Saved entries
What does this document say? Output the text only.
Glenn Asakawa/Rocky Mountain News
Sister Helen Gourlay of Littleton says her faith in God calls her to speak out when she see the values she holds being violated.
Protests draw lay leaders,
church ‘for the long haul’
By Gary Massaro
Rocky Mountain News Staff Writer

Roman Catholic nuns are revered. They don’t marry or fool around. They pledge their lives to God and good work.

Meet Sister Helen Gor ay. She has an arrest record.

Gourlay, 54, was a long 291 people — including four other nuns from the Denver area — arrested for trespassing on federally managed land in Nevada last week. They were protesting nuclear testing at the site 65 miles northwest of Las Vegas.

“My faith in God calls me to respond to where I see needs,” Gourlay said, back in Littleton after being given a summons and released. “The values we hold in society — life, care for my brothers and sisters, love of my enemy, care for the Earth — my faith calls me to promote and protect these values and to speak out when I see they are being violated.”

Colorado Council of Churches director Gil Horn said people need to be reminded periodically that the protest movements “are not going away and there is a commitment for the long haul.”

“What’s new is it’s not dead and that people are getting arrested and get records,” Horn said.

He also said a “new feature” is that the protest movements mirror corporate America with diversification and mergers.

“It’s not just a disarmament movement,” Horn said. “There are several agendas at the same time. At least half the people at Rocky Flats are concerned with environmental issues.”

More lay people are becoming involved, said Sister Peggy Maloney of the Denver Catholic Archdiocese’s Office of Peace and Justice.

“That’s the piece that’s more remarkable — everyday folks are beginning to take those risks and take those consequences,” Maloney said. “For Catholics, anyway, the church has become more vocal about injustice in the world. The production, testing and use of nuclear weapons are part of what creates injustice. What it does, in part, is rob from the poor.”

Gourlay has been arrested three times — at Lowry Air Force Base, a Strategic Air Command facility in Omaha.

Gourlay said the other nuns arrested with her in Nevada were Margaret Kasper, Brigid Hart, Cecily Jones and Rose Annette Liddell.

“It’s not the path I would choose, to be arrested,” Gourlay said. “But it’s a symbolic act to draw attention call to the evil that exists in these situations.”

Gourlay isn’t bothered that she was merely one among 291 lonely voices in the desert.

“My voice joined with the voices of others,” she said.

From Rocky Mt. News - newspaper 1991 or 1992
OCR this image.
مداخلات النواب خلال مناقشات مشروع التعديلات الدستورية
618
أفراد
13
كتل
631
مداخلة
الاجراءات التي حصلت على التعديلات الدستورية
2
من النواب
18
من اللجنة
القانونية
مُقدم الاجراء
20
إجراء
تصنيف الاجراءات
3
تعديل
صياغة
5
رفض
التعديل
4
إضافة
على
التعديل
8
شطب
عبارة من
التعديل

- _OBJECTIVE_: Repeat the line that contains "OCR this image.", then every line after it until the records end, with nothing added.

- _COMPLETE ANSWER_:
OCR this image.
مداخلات النواب خلال مناقشات مشروع التعديلات الدستورية
618
أفراد
13
كتل
631
مداخلة
الاجراءات التي حصلت على التعديلات الدستورية
2
من النواب
18
من اللجنة
القانونية
مُقدم الاجراء
20
إجراء
تصنيف الاجراءات
3
تعديل
صياغة
5
رفض
التعديل
4
إضافة
على
التعديل
8
شطب
عبارة من
التعديل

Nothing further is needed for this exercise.